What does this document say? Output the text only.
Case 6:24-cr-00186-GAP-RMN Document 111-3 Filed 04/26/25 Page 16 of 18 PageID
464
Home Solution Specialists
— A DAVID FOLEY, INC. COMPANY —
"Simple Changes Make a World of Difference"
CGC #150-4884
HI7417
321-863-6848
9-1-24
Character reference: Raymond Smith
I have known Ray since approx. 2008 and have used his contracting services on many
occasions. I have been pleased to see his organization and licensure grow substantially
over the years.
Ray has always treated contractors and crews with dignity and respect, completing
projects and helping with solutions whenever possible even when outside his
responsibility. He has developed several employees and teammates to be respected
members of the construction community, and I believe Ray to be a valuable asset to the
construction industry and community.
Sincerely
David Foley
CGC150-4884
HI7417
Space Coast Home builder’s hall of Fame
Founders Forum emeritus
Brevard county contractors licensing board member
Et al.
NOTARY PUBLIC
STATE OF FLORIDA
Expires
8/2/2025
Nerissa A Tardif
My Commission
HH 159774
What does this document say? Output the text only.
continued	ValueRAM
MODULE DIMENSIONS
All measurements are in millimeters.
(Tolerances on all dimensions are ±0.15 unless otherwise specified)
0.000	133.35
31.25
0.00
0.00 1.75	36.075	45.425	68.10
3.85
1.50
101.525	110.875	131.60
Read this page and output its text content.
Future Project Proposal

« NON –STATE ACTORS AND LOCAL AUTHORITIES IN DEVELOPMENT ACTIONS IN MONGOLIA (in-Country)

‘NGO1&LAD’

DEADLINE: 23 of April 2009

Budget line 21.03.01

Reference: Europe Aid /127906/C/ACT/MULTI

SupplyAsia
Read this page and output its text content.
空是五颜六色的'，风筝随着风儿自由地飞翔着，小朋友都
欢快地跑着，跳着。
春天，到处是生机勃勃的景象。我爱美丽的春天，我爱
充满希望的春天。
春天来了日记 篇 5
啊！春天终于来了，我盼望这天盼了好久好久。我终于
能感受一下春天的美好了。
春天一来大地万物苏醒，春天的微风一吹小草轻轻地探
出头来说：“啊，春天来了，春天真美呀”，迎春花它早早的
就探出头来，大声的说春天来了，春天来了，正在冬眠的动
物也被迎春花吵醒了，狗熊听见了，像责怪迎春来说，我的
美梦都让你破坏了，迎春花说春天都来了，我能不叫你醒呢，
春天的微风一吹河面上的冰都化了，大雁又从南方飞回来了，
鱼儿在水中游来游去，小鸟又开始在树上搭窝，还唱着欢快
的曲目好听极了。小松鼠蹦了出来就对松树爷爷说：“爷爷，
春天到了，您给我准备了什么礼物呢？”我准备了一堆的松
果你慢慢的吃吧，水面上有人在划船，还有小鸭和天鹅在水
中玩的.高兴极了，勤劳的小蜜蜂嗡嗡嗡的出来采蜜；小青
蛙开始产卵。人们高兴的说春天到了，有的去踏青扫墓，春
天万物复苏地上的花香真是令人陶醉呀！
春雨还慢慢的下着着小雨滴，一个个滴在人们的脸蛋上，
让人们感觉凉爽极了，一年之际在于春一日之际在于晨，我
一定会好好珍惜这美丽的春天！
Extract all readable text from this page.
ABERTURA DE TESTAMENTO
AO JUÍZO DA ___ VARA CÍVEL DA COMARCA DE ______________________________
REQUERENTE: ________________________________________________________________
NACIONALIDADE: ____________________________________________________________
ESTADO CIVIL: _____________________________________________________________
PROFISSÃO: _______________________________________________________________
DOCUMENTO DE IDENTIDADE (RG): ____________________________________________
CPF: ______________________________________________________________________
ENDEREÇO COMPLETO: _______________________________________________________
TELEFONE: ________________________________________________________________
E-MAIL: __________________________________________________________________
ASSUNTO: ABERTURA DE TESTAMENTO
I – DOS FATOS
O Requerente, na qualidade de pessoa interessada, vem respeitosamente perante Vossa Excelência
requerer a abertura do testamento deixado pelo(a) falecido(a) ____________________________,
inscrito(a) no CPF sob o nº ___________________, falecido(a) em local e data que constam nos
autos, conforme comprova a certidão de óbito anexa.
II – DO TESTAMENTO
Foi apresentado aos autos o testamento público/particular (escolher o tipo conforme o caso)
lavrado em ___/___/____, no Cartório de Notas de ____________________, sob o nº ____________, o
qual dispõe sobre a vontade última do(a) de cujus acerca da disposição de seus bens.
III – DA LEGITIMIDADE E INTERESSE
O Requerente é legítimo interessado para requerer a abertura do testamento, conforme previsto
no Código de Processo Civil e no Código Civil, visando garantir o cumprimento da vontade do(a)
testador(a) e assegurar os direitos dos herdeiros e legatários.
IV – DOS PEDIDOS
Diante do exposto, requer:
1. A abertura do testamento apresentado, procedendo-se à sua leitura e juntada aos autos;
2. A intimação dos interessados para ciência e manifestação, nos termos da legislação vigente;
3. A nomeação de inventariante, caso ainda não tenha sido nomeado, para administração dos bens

**WORK REQUIRED:**
Search the preceding listing for "caso" and extract every line where it is found.

**ANSWER TO THE PROBLEM:**
Foi apresentado aos autos o testamento público/particular (escolher o tipo conforme o caso)
3. A nomeação de inventariante, caso ainda não tenha sido nomeado, para administração dos bens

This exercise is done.